EXERCISE TASK: Copy out all of the material, matching it word for word.

** Start of DATA SHOWN **

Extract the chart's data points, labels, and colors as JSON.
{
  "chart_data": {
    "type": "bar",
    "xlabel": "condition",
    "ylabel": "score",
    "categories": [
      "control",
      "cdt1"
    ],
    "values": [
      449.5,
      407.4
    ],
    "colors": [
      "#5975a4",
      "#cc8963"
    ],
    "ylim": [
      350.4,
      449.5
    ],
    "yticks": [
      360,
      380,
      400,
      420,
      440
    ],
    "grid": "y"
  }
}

** End of DATA SHOWN **

SOLUTION FOR THIS EXERCISE:
Extract the chart's data points, labels, and colors as JSON.
{
  "chart_data": {
    "type": "bar",
    "xlabel": "condition",
    "ylabel": "score",
    "categories": [
      "control",
      "cdt1"
    ],
    "values": [
      449.5,
      407.4
    ],
    "colors": [
      "#5975a4",
      "#cc8963"
    ],
    "ylim": [
      350.4,
      449.5
    ],
    "yticks": [
      360,
      380,
      400,
      420,
      440
    ],
    "grid": "y"
  }
}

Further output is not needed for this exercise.